## Data for this exercise
------------------------------------------------

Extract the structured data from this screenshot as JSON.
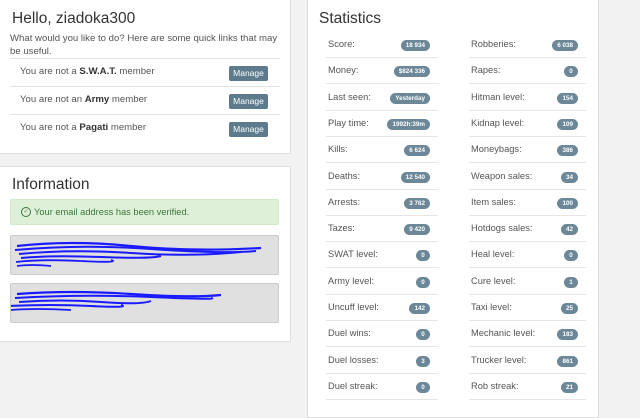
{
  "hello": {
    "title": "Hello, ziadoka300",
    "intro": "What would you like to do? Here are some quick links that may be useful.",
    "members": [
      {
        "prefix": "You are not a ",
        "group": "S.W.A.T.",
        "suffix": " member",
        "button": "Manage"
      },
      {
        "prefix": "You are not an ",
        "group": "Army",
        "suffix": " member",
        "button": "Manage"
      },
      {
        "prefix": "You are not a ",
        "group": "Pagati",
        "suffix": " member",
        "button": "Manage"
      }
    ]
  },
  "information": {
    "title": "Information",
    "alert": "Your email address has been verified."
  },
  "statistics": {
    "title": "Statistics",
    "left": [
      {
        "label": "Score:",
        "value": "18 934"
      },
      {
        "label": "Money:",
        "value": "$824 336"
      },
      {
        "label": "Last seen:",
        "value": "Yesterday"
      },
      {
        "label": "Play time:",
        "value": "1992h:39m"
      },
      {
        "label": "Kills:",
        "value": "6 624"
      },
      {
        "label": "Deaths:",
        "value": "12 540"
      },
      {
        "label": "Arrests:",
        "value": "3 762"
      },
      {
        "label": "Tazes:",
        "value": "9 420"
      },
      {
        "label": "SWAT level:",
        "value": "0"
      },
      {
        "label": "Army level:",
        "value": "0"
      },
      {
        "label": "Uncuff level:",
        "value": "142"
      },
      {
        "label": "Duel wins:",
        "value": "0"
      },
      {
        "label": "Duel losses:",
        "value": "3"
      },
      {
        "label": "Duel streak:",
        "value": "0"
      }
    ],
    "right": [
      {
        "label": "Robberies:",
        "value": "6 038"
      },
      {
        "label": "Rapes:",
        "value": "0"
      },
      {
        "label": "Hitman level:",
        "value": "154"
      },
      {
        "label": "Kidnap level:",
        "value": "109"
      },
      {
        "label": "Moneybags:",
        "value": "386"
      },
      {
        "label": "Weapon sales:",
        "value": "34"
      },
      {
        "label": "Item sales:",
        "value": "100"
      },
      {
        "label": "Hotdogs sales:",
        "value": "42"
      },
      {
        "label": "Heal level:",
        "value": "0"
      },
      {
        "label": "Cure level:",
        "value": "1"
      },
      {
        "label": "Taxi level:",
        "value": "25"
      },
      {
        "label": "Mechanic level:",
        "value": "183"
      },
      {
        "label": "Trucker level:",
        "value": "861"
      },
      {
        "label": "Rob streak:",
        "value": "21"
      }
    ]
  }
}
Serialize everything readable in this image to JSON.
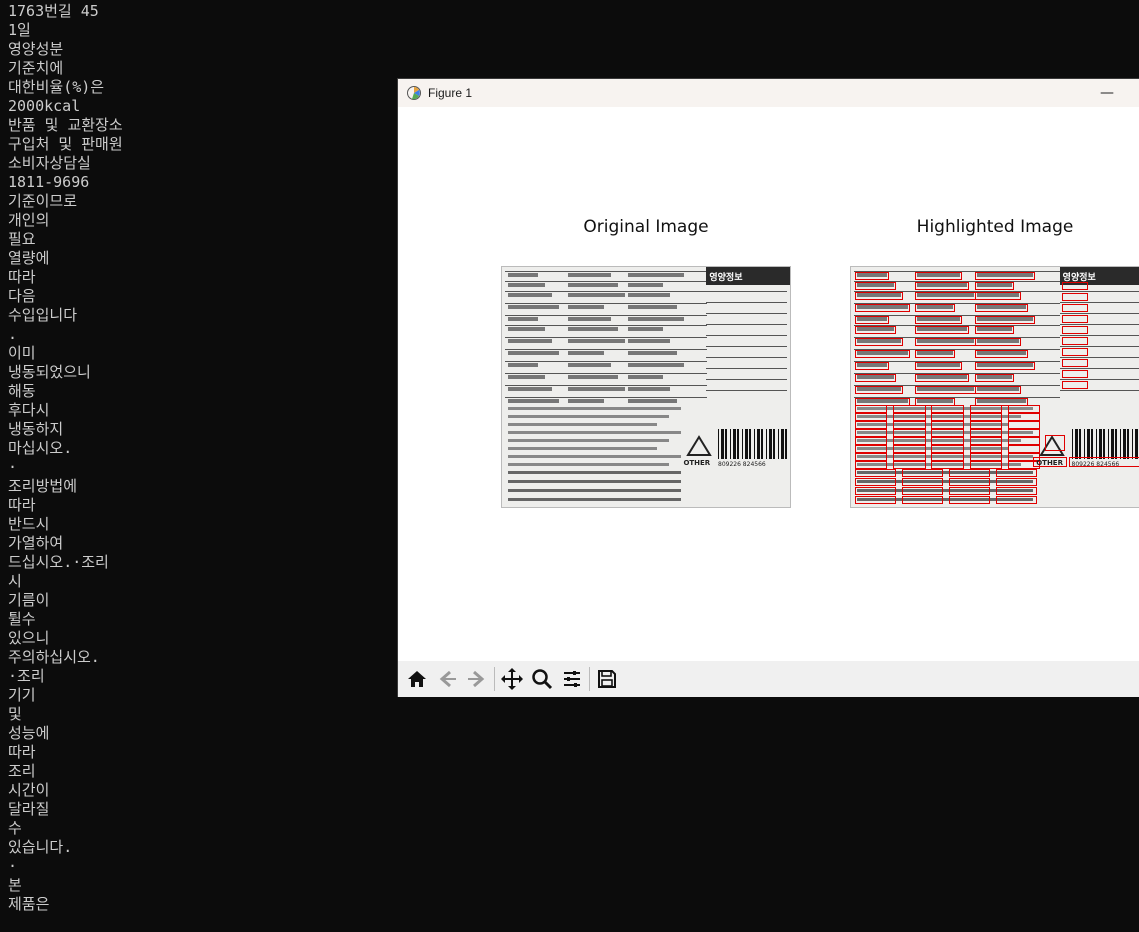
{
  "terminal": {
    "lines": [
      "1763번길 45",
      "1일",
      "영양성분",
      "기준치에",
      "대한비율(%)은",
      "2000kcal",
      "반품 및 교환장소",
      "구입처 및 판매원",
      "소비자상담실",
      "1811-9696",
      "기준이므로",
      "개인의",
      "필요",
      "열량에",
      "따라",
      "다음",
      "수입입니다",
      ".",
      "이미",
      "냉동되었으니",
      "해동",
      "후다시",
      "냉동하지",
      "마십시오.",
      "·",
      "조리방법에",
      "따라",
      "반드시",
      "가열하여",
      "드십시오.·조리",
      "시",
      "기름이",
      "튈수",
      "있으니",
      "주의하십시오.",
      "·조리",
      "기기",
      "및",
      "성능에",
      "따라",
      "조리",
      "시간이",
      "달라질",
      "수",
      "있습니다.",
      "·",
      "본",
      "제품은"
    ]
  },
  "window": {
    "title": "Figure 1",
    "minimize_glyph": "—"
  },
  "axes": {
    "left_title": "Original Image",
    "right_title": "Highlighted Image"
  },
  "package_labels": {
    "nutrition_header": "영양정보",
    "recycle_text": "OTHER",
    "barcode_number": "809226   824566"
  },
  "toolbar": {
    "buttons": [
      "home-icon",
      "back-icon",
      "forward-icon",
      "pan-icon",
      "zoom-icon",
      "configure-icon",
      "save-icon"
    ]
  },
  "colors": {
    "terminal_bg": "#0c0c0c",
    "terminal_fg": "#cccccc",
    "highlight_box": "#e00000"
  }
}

------------------------------------------------

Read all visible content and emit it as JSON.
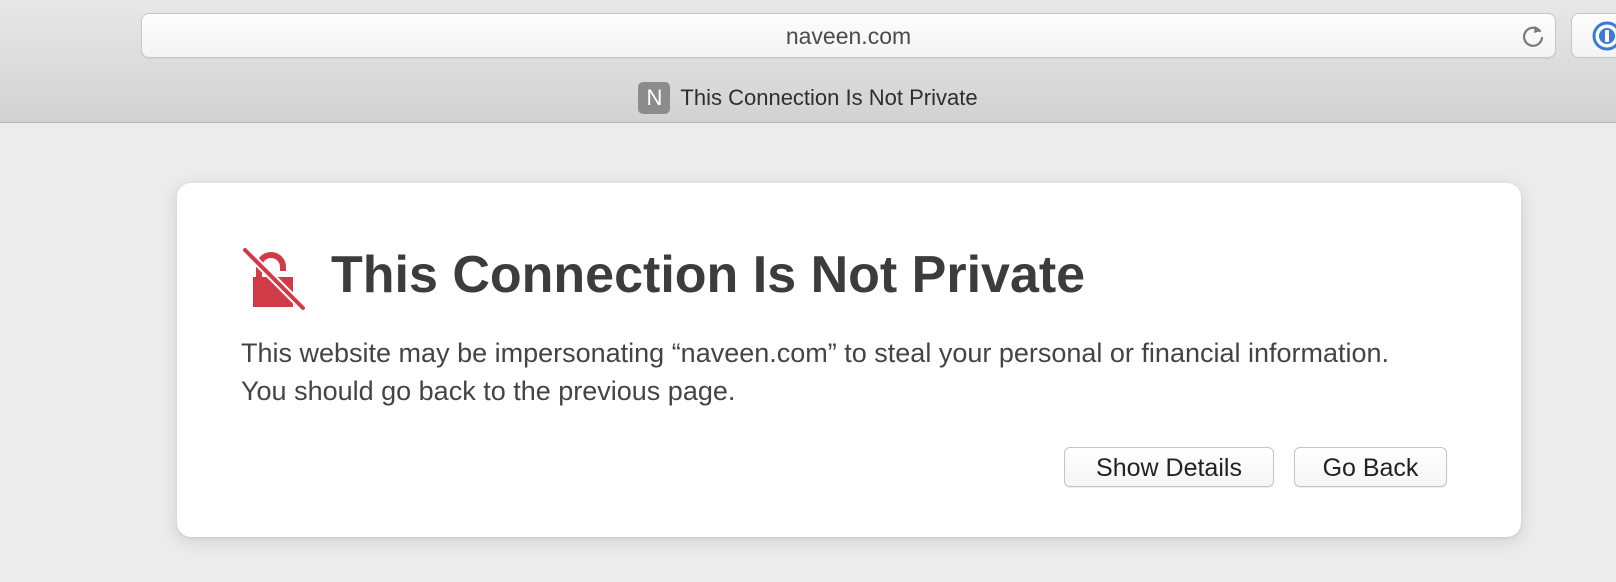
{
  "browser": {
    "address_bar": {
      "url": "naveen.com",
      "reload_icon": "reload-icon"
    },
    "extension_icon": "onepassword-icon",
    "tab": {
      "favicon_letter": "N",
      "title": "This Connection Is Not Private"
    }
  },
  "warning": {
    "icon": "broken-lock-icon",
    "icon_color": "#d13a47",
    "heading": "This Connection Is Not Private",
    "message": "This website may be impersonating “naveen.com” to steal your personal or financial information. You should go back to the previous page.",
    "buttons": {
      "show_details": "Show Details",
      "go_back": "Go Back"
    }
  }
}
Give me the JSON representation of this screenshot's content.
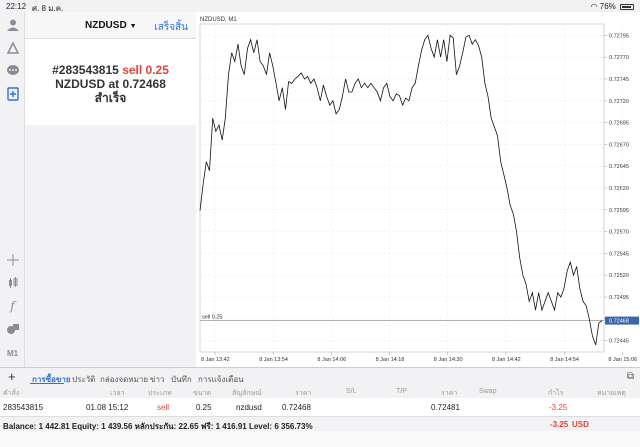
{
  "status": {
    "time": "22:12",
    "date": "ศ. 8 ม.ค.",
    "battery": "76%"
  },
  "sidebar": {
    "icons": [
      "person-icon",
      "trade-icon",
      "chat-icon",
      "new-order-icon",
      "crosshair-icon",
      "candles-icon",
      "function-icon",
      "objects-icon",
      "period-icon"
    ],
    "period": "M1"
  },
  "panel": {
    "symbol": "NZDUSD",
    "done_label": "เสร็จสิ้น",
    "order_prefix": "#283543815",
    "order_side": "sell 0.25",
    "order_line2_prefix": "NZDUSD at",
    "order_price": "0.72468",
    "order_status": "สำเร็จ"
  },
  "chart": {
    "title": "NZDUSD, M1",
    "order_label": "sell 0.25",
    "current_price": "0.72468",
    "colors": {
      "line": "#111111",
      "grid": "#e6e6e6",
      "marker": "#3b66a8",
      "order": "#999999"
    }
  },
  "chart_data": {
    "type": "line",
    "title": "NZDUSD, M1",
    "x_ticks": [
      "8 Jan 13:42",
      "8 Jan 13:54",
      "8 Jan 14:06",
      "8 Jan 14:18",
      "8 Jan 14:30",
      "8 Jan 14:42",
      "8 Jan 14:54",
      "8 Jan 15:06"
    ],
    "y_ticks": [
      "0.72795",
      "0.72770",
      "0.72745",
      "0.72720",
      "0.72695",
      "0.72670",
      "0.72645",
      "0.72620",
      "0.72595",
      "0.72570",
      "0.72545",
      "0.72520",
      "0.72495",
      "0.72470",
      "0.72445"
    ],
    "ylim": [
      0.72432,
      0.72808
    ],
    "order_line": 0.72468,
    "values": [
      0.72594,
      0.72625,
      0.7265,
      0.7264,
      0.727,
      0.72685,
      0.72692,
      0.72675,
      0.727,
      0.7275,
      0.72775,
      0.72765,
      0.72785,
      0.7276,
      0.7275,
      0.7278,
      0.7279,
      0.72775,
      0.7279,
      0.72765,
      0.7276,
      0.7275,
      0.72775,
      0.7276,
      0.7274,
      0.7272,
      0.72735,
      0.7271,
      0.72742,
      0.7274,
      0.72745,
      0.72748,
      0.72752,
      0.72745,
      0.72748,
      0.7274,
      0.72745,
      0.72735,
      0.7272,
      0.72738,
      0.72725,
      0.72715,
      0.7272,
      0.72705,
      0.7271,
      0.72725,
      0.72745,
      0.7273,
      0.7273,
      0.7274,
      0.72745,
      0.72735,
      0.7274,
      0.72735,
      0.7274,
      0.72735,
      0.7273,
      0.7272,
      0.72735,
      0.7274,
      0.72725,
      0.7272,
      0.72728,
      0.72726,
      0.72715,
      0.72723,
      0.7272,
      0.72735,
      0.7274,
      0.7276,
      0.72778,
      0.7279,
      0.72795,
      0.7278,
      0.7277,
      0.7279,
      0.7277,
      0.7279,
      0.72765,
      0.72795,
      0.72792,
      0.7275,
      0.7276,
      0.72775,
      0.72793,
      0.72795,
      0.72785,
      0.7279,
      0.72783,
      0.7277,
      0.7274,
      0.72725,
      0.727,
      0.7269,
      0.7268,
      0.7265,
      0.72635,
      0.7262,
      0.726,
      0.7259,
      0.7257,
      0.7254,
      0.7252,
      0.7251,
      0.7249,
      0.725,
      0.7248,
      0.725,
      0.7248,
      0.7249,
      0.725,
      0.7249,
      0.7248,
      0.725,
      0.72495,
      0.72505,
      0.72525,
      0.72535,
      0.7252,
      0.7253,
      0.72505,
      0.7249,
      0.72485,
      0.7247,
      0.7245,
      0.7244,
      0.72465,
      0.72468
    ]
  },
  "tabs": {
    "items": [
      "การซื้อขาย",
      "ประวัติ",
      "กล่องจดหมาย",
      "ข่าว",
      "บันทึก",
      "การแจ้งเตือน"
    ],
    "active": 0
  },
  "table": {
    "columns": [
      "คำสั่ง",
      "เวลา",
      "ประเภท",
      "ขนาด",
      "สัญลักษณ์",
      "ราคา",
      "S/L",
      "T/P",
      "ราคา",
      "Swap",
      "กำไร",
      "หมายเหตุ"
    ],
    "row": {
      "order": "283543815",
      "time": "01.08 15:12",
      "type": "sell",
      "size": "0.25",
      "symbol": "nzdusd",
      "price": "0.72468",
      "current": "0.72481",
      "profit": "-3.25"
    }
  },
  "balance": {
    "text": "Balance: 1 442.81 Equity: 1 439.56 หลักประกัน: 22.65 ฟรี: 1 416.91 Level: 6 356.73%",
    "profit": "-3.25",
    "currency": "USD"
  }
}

------------------------------------------------

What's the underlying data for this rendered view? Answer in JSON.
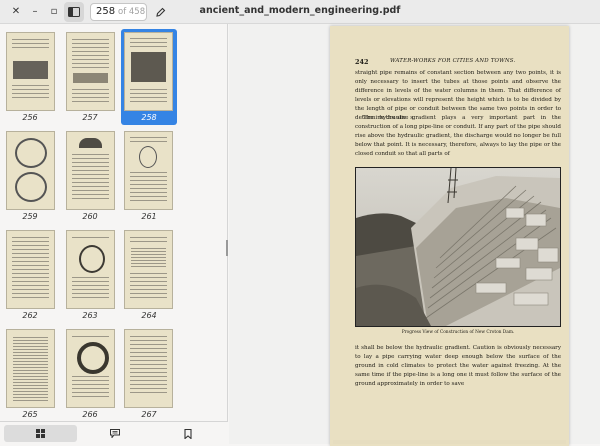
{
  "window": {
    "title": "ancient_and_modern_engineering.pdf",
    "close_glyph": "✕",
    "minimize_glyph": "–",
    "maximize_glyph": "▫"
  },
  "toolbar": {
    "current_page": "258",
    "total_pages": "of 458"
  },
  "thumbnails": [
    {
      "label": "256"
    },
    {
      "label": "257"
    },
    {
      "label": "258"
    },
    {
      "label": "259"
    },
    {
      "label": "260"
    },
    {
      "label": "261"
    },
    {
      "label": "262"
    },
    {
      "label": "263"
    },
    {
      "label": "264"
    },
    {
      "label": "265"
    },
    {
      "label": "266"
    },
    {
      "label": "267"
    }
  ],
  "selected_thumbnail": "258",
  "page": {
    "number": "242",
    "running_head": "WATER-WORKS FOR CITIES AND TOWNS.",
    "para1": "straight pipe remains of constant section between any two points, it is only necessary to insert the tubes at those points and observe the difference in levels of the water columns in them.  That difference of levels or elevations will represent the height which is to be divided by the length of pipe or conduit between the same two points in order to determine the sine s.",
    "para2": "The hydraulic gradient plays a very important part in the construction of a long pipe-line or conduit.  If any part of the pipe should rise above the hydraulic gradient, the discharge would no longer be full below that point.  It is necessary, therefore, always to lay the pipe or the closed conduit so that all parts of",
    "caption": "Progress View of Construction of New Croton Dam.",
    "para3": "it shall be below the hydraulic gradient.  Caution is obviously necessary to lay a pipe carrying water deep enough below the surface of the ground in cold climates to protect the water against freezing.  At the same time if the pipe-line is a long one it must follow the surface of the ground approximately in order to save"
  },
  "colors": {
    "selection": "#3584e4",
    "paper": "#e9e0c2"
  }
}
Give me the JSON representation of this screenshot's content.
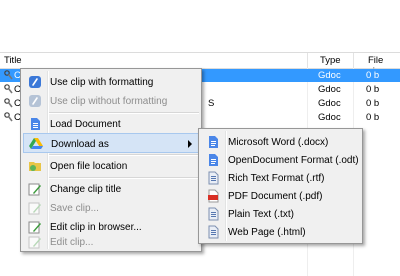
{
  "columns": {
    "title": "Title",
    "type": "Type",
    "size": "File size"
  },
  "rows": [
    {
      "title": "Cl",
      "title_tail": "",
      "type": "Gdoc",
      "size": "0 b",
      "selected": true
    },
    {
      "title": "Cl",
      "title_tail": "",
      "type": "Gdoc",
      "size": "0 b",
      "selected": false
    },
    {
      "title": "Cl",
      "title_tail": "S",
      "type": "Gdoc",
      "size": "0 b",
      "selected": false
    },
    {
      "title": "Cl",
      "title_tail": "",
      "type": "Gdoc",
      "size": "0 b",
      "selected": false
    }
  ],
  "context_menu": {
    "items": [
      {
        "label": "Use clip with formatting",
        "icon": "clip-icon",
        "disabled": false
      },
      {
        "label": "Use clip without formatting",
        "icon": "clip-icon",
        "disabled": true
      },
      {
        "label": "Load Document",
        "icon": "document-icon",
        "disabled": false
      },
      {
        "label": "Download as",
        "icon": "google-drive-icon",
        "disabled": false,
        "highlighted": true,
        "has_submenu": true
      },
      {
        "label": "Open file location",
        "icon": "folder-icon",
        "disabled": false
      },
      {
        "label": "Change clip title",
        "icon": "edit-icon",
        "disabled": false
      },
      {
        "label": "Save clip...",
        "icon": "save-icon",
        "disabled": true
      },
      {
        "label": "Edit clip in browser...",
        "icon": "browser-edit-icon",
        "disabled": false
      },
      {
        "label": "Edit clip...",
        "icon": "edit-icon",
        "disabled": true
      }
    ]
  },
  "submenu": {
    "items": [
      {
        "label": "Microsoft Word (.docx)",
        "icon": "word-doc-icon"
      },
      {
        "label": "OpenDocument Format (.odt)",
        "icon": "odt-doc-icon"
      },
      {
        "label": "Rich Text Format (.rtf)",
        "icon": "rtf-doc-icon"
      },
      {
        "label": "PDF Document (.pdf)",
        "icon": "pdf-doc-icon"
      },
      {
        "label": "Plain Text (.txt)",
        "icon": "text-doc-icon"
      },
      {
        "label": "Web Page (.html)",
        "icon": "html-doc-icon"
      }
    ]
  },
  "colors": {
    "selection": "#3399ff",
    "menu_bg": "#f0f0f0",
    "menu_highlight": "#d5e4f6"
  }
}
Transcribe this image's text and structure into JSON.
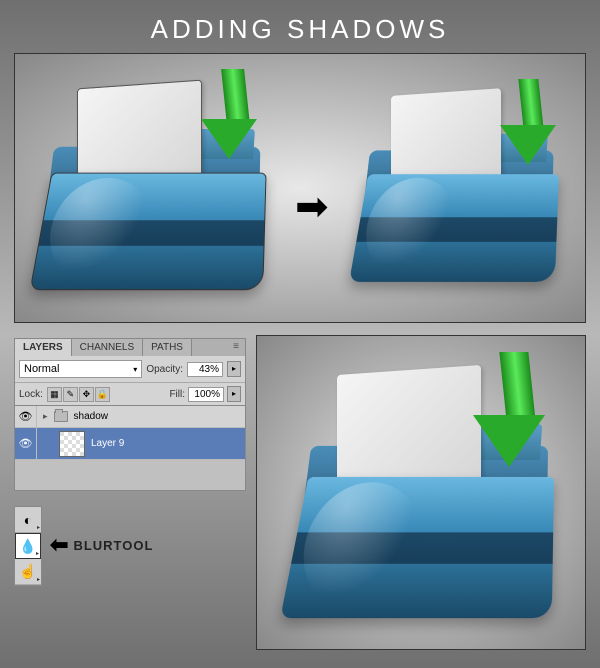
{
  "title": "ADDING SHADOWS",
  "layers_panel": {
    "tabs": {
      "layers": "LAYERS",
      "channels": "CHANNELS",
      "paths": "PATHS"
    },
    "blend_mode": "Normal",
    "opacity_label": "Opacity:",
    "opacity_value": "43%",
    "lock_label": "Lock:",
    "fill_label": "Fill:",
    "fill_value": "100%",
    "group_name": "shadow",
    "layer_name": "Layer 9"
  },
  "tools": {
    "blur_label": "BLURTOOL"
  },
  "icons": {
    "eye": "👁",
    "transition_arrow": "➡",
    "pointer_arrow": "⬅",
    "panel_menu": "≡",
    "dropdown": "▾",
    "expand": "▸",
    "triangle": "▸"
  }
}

------------------------------------------------

Find the word "same" in the data and show each line that holds it.

    "para1": "straight pipe remains of constant section between any two points, it is only necessary to insert the tubes at those points and observe the difference in levels of the water columns in them.  That difference of levels or elevations will represent the height which is to be divided by the length of pipe or conduit between the same two points in order to determine the sine s.",
    "para3": "it shall be below the hydraulic gradient.  Caution is obviously necessary to lay a pipe carrying water deep enough below the surface of the ground in cold climates to protect the water against freezing.  At the same time if the pipe-line is a long one it must follow the surface of the ground approximately in order to save"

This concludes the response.